▶ **Short exercise**
In the text about raindrops in a storm, how many raindrops does the USA Today weather resource page estimate an average thunderstorm holds?

▶ **Selected excerpt**
How many raindrops are there in a storm, thunderstorm, or best of all, a hurricane?

The particular duration, location, size, wind speed, do not matter -- I can use a number for any particular kind of storm -- as long as the answer specifies these qualities.

For example: for a 10 minute thunderstorm of radius one mile in the midwest, it was calculated that there were 10 million raindrops.

Should have some academic or serious citation, rather than someone estimating in a blog (unless said estimate involves serious consideration of relevant academic works).





 27 Jan 2010 02:03 UTCWed 27 Jan 2010 - 2:03 am UTC 

Hi cyeauxg

The USA today weather resource page gives an estimated number of raindrops for an average thunderstorm as "around 1,620 trillion."

In arriving at this number they used some simple calculations and relied on some basic assumptions, based in part on information from the National Severe Storms Laboratory. Links for both are below.

▶ **Provided information**
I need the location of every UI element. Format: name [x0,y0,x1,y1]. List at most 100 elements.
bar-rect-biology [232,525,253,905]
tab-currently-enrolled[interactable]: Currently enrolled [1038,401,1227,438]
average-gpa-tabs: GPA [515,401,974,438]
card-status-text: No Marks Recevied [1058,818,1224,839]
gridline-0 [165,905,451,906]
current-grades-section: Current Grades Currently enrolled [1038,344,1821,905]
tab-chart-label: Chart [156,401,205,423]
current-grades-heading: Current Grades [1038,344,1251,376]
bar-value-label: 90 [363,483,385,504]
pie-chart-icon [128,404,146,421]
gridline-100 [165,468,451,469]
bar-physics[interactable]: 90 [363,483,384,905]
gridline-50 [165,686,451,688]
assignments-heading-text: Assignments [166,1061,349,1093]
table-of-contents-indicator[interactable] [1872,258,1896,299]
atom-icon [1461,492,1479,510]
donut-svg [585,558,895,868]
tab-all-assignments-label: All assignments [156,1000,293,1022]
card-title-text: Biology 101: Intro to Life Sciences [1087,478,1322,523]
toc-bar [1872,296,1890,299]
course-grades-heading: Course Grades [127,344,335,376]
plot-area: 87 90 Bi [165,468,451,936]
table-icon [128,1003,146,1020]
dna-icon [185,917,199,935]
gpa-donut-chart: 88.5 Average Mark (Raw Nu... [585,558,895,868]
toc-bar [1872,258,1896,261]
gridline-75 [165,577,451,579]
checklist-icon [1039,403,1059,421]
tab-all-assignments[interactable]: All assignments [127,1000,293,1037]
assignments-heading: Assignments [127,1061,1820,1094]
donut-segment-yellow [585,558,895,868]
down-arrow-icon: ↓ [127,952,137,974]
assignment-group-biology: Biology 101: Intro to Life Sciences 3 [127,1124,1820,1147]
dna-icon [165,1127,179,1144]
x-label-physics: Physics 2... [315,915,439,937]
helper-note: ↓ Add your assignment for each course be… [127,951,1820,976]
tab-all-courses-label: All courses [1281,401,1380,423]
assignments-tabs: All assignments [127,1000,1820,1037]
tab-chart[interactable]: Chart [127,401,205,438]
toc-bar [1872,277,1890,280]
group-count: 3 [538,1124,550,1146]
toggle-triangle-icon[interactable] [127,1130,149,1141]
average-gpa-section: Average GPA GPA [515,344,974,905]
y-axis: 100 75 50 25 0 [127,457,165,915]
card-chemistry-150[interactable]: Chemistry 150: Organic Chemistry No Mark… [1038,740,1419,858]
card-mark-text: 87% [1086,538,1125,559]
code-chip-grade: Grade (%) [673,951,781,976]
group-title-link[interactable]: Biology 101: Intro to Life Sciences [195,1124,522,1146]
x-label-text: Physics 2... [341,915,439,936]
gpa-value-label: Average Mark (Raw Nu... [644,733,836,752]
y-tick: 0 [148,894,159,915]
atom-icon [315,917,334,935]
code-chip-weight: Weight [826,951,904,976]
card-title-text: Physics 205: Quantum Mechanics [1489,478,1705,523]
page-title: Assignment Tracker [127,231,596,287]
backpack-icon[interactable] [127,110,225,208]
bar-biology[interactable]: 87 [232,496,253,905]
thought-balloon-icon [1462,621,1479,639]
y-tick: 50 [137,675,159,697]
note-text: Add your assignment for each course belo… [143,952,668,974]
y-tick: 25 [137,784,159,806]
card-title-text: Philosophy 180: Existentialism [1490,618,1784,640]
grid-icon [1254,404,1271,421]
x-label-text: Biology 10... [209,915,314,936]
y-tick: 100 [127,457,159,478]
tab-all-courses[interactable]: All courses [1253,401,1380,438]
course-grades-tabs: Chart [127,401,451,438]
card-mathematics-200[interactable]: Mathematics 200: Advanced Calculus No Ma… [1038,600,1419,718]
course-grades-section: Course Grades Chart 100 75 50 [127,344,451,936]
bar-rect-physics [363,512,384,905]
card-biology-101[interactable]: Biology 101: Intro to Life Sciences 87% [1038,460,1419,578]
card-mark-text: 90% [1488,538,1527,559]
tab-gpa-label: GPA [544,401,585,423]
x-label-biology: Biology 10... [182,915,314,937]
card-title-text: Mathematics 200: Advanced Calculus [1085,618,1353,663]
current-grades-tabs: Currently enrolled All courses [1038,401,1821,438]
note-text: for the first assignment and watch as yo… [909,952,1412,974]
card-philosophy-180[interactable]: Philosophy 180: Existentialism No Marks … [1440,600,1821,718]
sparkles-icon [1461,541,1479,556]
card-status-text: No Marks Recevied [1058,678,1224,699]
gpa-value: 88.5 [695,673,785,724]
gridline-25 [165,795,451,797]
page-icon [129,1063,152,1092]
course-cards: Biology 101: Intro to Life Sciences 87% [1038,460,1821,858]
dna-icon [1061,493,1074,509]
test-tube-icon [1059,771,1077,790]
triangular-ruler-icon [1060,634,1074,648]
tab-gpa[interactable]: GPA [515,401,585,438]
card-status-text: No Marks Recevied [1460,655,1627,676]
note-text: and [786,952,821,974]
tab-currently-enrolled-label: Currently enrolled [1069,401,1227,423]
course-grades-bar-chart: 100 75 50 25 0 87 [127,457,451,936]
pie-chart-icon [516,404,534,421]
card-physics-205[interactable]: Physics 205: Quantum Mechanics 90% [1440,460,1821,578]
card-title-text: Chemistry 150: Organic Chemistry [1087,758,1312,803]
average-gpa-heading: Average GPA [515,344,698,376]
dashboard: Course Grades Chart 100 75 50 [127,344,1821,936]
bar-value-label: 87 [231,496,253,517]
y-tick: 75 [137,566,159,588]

▶ **Answer to this task**
Around 1,620 trillion.